Extracted data entries:
»»

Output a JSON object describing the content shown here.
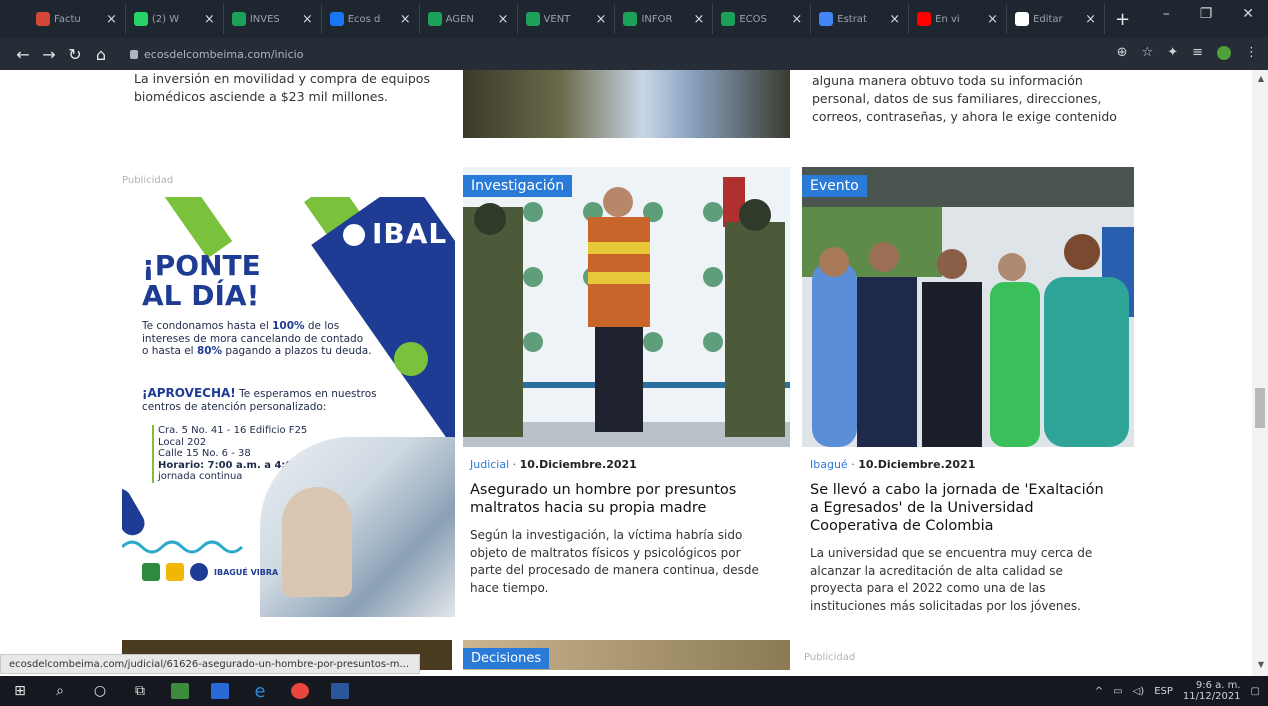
{
  "browser": {
    "tabs": [
      {
        "label": "Factu",
        "color": "#d44638"
      },
      {
        "label": "(2) W",
        "color": "#25d366"
      },
      {
        "label": "INVES",
        "color": "#1da15a"
      },
      {
        "label": "Ecos d",
        "color": "#1877f2"
      },
      {
        "label": "AGEN",
        "color": "#1da15a"
      },
      {
        "label": "VENT",
        "color": "#1da15a"
      },
      {
        "label": "INFOR",
        "color": "#1da15a"
      },
      {
        "label": "ECOS",
        "color": "#1da15a"
      },
      {
        "label": "Estrat",
        "color": "#4285f4"
      },
      {
        "label": "En vi",
        "color": "#ff0000"
      },
      {
        "label": "Editar",
        "color": "#ffffff"
      }
    ],
    "url": "ecosdelcombeima.com/inicio"
  },
  "top_snippets": {
    "left": "La inversión en movilidad y compra de equipos biomédicos asciende a $23 mil millones.",
    "right": "alguna manera obtuvo toda su información personal, datos de sus familiares, direcciones, correos, contraseñas, y ahora le exige contenido"
  },
  "ad": {
    "label": "Publicidad",
    "logo": "IBAL",
    "headline_1": "¡PONTE",
    "headline_2": "AL DÍA!",
    "body_pre": "Te condonamos hasta el ",
    "body_pct1": "100%",
    "body_mid": " de los intereses de mora cancelando de contado o hasta el ",
    "body_pct2": "80%",
    "body_post": " pagando a plazos tu deuda.",
    "aprovecha": "¡APROVECHA!",
    "aprovecha_text": " Te esperamos en nuestros centros de atención personalizado:",
    "addr1": "Cra. 5 No. 41 - 16  Edificio F25",
    "addr2": "Local 202",
    "addr3": "Calle 15 No. 6 - 38",
    "horario": "Horario: 7:00 a.m. a 4:00 p.m.",
    "jornada": "jornada continua",
    "footer_tag": "IBAGUÉ VIBRA"
  },
  "cards": [
    {
      "badge": "Investigación",
      "category": "Judicial",
      "date": "10.Diciembre.2021",
      "title": "Asegurado un hombre por presuntos maltratos hacia su propia madre",
      "excerpt": "Según la investigación, la víctima habría sido objeto de maltratos físicos y psicológicos por parte del procesado de manera continua, desde hace tiempo."
    },
    {
      "badge": "Evento",
      "category": "Ibagué",
      "date": "10.Diciembre.2021",
      "title": "Se llevó a cabo la jornada de 'Exaltación a Egresados' de la Universidad Cooperativa de Colombia",
      "excerpt": "La universidad que se encuentra muy cerca de alcanzar la acreditación de alta calidad se proyecta para el 2022 como una de las instituciones más solicitadas por los jóvenes."
    }
  ],
  "bottom": {
    "badge": "Decisiones",
    "pub": "Publicidad"
  },
  "status_url": "ecosdelcombeima.com/judicial/61626-asegurado-un-hombre-por-presuntos-m...",
  "taskbar": {
    "lang": "ESP",
    "time": "9:6 a. m.",
    "date": "11/12/2021"
  }
}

««

Give the data above again in full and unchanged, skipping the pictures.

- _CORRECT OUTPUT_
Output a JSON object describing the content shown here.
{
  "browser": {
    "tabs": [
      {
        "label": "Factu",
        "color": "#d44638"
      },
      {
        "label": "(2) W",
        "color": "#25d366"
      },
      {
        "label": "INVES",
        "color": "#1da15a"
      },
      {
        "label": "Ecos d",
        "color": "#1877f2"
      },
      {
        "label": "AGEN",
        "color": "#1da15a"
      },
      {
        "label": "VENT",
        "color": "#1da15a"
      },
      {
        "label": "INFOR",
        "color": "#1da15a"
      },
      {
        "label": "ECOS",
        "color": "#1da15a"
      },
      {
        "label": "Estrat",
        "color": "#4285f4"
      },
      {
        "label": "En vi",
        "color": "#ff0000"
      },
      {
        "label": "Editar",
        "color": "#ffffff"
      }
    ],
    "url": "ecosdelcombeima.com/inicio"
  },
  "top_snippets": {
    "left": "La inversión en movilidad y compra de equipos biomédicos asciende a $23 mil millones.",
    "right": "alguna manera obtuvo toda su información personal, datos de sus familiares, direcciones, correos, contraseñas, y ahora le exige contenido"
  },
  "ad": {
    "label": "Publicidad",
    "logo": "IBAL",
    "headline_1": "¡PONTE",
    "headline_2": "AL DÍA!",
    "body_pre": "Te condonamos hasta el ",
    "body_pct1": "100%",
    "body_mid": " de los intereses de mora cancelando de contado o hasta el ",
    "body_pct2": "80%",
    "body_post": " pagando a plazos tu deuda.",
    "aprovecha": "¡APROVECHA!",
    "aprovecha_text": " Te esperamos en nuestros centros de atención personalizado:",
    "addr1": "Cra. 5 No. 41 - 16  Edificio F25",
    "addr2": "Local 202",
    "addr3": "Calle 15 No. 6 - 38",
    "horario": "Horario: 7:00 a.m. a 4:00 p.m.",
    "jornada": "jornada continua",
    "footer_tag": "IBAGUÉ VIBRA"
  },
  "cards": [
    {
      "badge": "Investigación",
      "category": "Judicial",
      "date": "10.Diciembre.2021",
      "title": "Asegurado un hombre por presuntos maltratos hacia su propia madre",
      "excerpt": "Según la investigación, la víctima habría sido objeto de maltratos físicos y psicológicos por parte del procesado de manera continua, desde hace tiempo."
    },
    {
      "badge": "Evento",
      "category": "Ibagué",
      "date": "10.Diciembre.2021",
      "title": "Se llevó a cabo la jornada de 'Exaltación a Egresados' de la Universidad Cooperativa de Colombia",
      "excerpt": "La universidad que se encuentra muy cerca de alcanzar la acreditación de alta calidad se proyecta para el 2022 como una de las instituciones más solicitadas por los jóvenes."
    }
  ],
  "bottom": {
    "badge": "Decisiones",
    "pub": "Publicidad"
  },
  "status_url": "ecosdelcombeima.com/judicial/61626-asegurado-un-hombre-por-presuntos-m...",
  "taskbar": {
    "lang": "ESP",
    "time": "9:6 a. m.",
    "date": "11/12/2021"
  }
}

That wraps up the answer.